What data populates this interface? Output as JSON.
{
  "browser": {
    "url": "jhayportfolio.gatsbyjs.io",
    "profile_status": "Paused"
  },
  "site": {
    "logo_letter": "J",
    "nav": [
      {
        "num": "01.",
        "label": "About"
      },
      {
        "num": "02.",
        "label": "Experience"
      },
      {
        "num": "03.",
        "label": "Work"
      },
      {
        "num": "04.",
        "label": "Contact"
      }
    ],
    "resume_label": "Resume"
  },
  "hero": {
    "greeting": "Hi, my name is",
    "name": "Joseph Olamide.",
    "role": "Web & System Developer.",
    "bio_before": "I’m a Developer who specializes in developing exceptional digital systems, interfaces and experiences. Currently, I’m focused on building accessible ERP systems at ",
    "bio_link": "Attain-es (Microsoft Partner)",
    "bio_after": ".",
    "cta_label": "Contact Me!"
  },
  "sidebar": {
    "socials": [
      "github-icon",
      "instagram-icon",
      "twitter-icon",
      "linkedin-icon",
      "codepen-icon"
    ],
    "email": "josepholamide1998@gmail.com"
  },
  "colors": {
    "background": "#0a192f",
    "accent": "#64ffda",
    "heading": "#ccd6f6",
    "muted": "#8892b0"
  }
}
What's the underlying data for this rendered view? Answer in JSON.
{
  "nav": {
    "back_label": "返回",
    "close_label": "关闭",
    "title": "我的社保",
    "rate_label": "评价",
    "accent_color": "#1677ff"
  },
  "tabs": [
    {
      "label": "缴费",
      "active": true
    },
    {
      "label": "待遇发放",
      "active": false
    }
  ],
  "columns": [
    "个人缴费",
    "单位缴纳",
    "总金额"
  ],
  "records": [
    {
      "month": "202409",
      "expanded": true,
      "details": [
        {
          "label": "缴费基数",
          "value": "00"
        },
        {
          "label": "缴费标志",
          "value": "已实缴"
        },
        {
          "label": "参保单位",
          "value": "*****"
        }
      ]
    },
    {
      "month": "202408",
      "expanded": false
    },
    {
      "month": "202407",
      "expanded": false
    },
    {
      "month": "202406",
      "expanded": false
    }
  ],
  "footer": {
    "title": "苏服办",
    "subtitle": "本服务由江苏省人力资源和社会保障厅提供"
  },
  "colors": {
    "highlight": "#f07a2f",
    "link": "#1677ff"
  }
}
---*---
## WHAT TO DO
Repeat all entries. Match them exactly.

## EXERCISE RESPONSE
What data populates this interface? Output as JSON.
{
  "browser": {
    "url": "jhayportfolio.gatsbyjs.io",
    "profile_status": "Paused"
  },
  "site": {
    "logo_letter": "J",
    "nav": [
      {
        "num": "01.",
        "label": "About"
      },
      {
        "num": "02.",
        "label": "Experience"
      },
      {
        "num": "03.",
        "label": "Work"
      },
      {
        "num": "04.",
        "label": "Contact"
      }
    ],
    "resume_label": "Resume"
  },
  "hero": {
    "greeting": "Hi, my name is",
    "name": "Joseph Olamide.",
    "role": "Web & System Developer.",
    "bio_before": "I’m a Developer who specializes in developing exceptional digital systems, interfaces and experiences. Currently, I’m focused on building accessible ERP systems at ",
    "bio_link": "Attain-es (Microsoft Partner)",
    "bio_after": ".",
    "cta_label": "Contact Me!"
  },
  "sidebar": {
    "socials": [
      "github-icon",
      "instagram-icon",
      "twitter-icon",
      "linkedin-icon",
      "codepen-icon"
    ],
    "email": "josepholamide1998@gmail.com"
  },
  "colors": {
    "background": "#0a192f",
    "accent": "#64ffda",
    "heading": "#ccd6f6",
    "muted": "#8892b0"
  }
}
What's the underlying data for this rendered view? Answer in JSON.
{
  "nav": {
    "back_label": "返回",
    "close_label": "关闭",
    "title": "我的社保",
    "rate_label": "评价",
    "accent_color": "#1677ff"
  },
  "tabs": [
    {
      "label": "缴费",
      "active": true
    },
    {
      "label": "待遇发放",
      "active": false
    }
  ],
  "columns": [
    "个人缴费",
    "单位缴纳",
    "总金额"
  ],
  "records": [
    {
      "month": "202409",
      "expanded": true,
      "details": [
        {
          "label": "缴费基数",
          "value": "00"
        },
        {
          "label": "缴费标志",
          "value": "已实缴"
        },
        {
          "label": "参保单位",
          "value": "*****"
        }
      ]
    },
    {
      "month": "202408",
      "expanded": false
    },
    {
      "month": "202407",
      "expanded": false
    },
    {
      "month": "202406",
      "expanded": false
    }
  ],
  "footer": {
    "title": "苏服办",
    "subtitle": "本服务由江苏省人力资源和社会保障厅提供"
  },
  "colors": {
    "highlight": "#f07a2f",
    "link": "#1677ff"
  }
}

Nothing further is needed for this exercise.